## SET EXERCISE
Gather every line of the listing that contains the word "Record", counting only matches with the same case.

## MATERIAL FOR THIS EXERCISE

==============================

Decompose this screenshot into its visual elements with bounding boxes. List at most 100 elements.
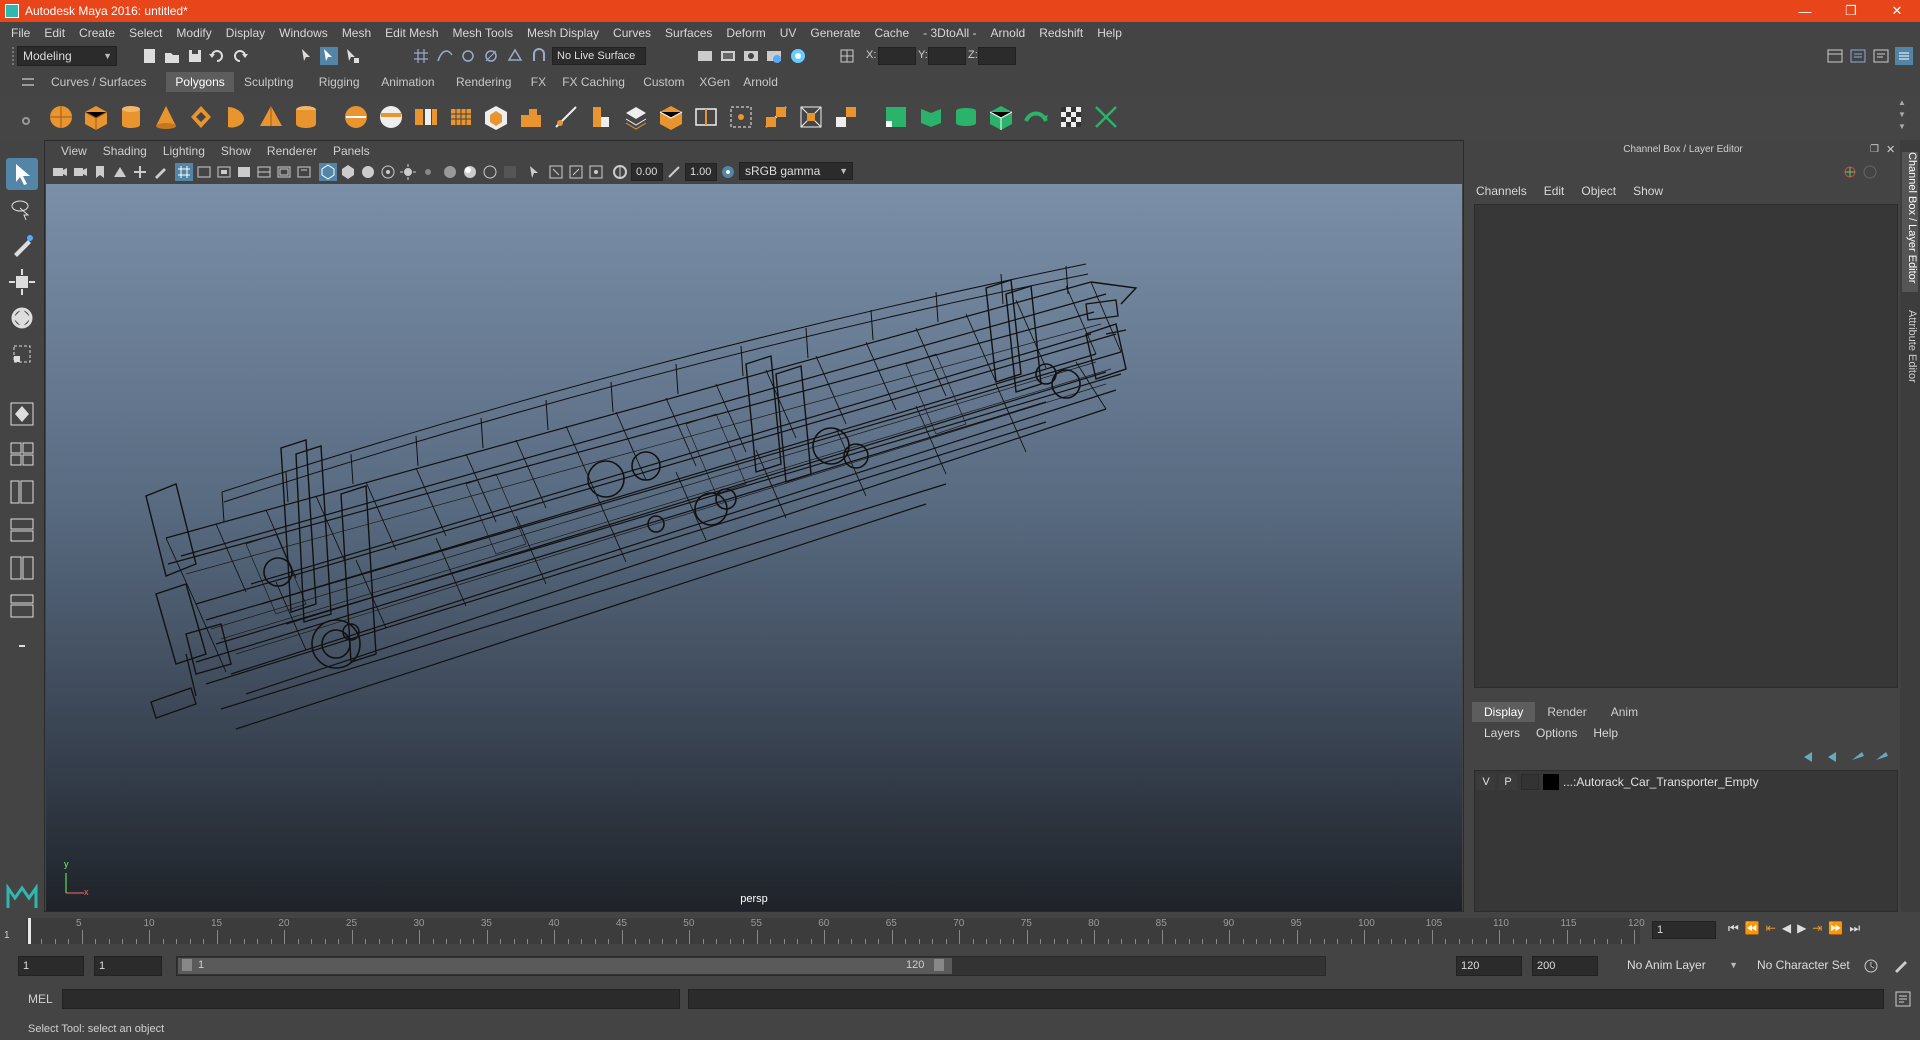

==============================

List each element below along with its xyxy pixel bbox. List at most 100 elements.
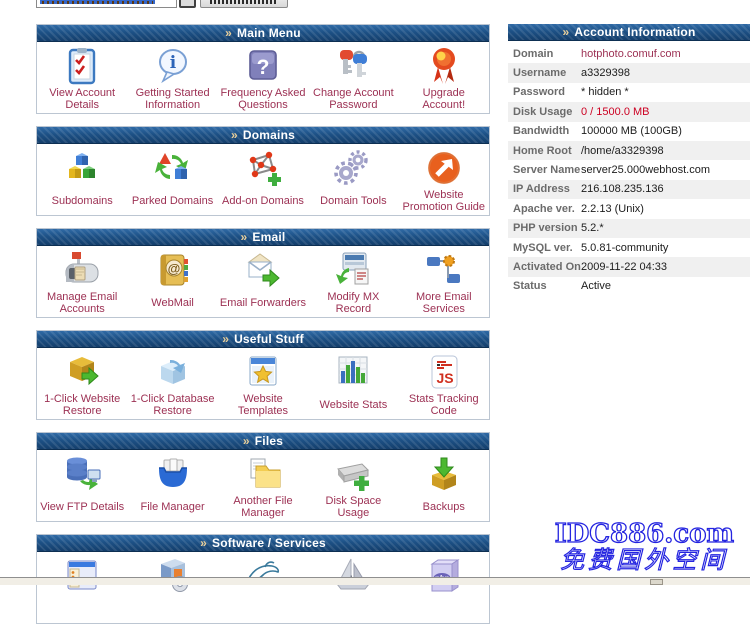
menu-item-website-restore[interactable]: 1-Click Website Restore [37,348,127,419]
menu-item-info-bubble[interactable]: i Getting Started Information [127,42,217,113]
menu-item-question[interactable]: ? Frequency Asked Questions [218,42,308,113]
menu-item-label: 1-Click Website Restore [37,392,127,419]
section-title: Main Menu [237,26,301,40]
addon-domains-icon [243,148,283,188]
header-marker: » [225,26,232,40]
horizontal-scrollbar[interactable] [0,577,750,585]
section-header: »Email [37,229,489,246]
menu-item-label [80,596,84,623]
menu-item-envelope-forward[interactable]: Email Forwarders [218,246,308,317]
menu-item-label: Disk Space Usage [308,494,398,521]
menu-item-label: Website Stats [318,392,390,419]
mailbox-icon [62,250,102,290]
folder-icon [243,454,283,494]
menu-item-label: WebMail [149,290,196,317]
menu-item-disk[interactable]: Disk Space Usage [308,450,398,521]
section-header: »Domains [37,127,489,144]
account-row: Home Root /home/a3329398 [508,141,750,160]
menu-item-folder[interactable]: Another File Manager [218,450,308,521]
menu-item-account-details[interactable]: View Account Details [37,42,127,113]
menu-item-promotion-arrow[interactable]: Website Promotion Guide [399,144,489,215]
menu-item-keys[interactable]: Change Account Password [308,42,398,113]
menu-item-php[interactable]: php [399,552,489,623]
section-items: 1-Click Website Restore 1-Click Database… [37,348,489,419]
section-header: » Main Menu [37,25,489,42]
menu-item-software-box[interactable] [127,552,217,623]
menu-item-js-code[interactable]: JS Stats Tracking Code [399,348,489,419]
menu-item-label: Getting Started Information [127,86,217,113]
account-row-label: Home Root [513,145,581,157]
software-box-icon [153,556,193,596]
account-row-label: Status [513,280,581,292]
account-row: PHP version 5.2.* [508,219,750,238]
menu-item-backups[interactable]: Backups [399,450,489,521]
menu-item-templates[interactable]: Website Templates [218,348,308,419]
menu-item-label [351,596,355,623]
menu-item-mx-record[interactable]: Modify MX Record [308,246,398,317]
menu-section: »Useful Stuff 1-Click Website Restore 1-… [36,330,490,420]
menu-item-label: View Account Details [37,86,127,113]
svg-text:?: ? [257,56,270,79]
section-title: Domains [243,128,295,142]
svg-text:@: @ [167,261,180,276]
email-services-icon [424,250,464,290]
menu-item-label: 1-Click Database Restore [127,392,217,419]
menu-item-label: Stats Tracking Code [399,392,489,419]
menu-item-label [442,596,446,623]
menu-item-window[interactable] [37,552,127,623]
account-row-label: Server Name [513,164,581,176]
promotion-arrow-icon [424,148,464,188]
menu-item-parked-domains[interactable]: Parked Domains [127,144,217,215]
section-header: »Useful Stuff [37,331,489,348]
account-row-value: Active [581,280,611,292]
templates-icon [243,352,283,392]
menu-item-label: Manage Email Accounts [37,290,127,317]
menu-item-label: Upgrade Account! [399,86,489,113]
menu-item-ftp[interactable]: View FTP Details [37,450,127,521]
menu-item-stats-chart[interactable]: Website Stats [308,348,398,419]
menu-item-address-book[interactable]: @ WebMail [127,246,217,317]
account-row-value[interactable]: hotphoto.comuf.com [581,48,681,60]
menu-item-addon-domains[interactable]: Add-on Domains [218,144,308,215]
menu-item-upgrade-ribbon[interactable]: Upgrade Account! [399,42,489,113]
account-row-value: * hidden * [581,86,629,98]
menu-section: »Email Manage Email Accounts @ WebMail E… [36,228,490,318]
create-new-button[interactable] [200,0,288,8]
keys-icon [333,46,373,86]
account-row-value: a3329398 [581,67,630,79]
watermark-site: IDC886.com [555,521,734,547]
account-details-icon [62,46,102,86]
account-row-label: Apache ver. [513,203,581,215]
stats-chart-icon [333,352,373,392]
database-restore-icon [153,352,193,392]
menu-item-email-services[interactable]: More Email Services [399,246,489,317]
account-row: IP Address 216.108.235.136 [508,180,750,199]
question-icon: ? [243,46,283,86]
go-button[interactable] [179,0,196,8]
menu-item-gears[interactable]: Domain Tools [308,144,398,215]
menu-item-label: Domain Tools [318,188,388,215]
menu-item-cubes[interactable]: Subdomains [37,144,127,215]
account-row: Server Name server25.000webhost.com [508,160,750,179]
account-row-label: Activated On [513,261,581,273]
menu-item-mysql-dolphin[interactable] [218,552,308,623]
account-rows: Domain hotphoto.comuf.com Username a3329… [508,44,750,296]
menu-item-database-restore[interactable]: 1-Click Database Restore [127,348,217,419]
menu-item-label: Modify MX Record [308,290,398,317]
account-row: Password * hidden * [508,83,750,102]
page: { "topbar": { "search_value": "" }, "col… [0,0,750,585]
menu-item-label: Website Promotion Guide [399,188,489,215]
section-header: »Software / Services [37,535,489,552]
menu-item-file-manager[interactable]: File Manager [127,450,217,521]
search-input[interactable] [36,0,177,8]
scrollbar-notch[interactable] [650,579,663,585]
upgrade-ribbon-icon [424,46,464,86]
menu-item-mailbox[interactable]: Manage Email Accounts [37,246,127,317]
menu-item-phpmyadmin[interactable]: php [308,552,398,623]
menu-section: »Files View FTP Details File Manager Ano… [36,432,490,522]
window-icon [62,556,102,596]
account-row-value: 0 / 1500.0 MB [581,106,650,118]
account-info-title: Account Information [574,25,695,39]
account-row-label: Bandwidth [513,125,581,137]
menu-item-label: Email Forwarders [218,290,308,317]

==============================

## SOLUTION FOR THIS EXERCISE
menu-item-mx-record[interactable]: Modify MX Record [308,246,398,317]
menu-item-label: Modify MX Record [308,290,398,317]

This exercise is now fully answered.